### EXCERPTED TEXT
+---+
After the Supreme Court blocked IEEPA tariffs, Trump pivoted to Section 122 of the Trade Act of 1974. A 10% global tariff has been in effect since February. What it means for Brazil.

Written by Sidnei Oliveira

Section 122 Tariffs: Trump's New Trade Weapon

When the U.S. Supreme Court struck down the IEEPA tariffs from "Liberation Day" in February 2026, declaring in a 6-3 vote that using IEEPA for trade policy was unconstitutional, President Trump needed a new legal instrument. He found it in Section 122 of the Trade Expansion Act of 1974 — a provision created in the context of the Bretton Woods collapse, never before used for a global tariff.

On February 24, 2026, the Trump administration implemented a 10% additional global tariff on all U.S. imports under Section 122. Three weeks later, the president announced intentions to raise the tariff to 15%, though that change was still being challenged in court at the time of this writing.

What Section 122 of the Trade Act of 1974 is

Section 122 authorizes the president to impose, for a period of up to 150 days (without Congressional renewal), an emergency import tariff to correct a "serious imbalance in international payments." The provision was created in 1974, when the floating dollar was still a novelty and concern about balance of payments deficits was central to American economic policy.
+---+
### DATASET EXTRACT
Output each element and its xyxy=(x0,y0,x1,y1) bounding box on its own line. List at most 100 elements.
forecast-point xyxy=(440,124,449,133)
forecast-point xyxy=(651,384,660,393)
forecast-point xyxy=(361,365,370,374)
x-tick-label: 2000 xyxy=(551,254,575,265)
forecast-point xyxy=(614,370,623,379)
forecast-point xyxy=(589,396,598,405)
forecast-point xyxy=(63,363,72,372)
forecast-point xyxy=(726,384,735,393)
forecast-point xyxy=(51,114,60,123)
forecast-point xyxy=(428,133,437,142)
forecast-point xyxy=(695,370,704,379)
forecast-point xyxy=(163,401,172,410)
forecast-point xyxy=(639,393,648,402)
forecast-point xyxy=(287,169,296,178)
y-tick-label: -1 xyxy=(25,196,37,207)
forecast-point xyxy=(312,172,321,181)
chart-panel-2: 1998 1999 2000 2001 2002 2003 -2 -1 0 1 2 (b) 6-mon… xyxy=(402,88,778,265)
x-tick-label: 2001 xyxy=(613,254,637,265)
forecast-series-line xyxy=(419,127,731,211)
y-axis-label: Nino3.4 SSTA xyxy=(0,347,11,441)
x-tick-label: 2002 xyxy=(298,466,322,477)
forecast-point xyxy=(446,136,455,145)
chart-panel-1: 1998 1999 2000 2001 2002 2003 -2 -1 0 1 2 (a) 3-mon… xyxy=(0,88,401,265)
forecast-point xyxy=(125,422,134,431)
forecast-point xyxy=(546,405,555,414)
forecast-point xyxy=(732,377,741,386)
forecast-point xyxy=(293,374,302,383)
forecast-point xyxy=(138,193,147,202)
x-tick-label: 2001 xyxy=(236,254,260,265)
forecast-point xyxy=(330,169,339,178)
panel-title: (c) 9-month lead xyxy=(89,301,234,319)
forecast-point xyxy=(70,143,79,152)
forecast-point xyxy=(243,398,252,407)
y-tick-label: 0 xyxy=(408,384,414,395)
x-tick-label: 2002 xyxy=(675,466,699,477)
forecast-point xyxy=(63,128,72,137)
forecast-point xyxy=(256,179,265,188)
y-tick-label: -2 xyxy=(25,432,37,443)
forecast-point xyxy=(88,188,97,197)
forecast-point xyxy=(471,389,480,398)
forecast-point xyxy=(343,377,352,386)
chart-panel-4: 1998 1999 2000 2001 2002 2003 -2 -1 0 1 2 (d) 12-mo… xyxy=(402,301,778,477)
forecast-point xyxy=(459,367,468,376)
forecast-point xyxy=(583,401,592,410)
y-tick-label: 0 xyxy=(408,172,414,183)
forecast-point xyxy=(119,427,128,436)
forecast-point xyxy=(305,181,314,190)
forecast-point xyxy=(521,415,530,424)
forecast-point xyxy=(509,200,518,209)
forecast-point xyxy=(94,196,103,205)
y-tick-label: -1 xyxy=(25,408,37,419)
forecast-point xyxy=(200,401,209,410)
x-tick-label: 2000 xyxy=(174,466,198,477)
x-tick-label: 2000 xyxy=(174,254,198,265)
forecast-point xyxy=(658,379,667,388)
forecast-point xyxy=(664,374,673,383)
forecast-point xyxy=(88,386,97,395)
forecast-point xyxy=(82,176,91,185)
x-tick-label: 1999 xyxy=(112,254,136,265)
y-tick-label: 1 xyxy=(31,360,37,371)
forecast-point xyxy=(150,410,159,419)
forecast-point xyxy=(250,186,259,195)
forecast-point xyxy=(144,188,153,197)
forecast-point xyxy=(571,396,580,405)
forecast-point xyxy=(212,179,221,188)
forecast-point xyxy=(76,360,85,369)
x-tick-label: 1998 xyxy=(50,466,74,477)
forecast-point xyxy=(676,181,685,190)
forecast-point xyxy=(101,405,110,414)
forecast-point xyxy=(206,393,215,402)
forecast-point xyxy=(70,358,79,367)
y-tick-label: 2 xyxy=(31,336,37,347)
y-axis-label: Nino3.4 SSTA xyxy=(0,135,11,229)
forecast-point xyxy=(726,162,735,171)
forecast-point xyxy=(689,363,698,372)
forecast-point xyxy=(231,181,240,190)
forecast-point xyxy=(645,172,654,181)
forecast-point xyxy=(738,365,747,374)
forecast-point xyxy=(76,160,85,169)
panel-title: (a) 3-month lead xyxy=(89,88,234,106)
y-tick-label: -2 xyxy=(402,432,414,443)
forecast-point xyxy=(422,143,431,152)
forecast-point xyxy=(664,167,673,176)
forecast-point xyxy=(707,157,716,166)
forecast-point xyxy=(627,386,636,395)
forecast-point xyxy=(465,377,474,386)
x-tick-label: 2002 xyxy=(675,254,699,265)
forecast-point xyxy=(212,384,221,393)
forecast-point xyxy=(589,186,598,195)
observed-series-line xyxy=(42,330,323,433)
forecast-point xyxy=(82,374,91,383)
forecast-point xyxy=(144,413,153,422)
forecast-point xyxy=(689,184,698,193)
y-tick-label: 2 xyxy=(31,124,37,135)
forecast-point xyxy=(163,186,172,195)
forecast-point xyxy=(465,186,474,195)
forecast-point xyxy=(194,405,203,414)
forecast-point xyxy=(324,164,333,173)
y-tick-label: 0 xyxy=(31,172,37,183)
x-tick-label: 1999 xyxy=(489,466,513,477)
+---+
### REQUIREMENT A
Based on the Section 122 tariff article, decide whether each statement agrees with it, giving yes or no and quoting the deciding words: (i) The Supreme Court reached its IEEPA decision by a 6-3 vote. (ii) The 10% tariff applied only to imports from Brazil. (iii) Section 122 permits an emergency import tariff for up to 150 days without Congressional renewal.
### REQUIREMENT B
According to the Section 122 tariff article, on what date did the Trump administration implement the 10% global tariff?
### REQUIREMENT C
Continue the Section 122 tariff article from the point where it stops.
The data on this page are not needed here.

### ANSWER A
(i) Yes: "declaring in a 6-3 vote that using IEEPA for trade policy was unconstitutional"
(ii) No: "a 10% additional global tariff on all U.S. imports under Section 122"
(iii) Yes: "for a period of up to 150 days (without Congressional renewal), an emergency import tariff"

### ANSWER B
February 24, 2026.

### ANSWER C
No previous president had used Section 122 for a global tariff before 2026. Trump argues that the U.S. trade deficit — which reached $1.24 trillion in 2025 — constitutes the "serious imbalance" the law was created to remedy.

The U.S. Court of International Trade began questioning the legality of the tariff in April 2026, asking specifically whether a chronic trade deficit — an integral part of the international monetary system's functioning with the dollar as reserve currency — constitutes the type of emergency the law intended to cover.

The history of U.S. tariffs in perspective

PeriodEffective average tariff (imports)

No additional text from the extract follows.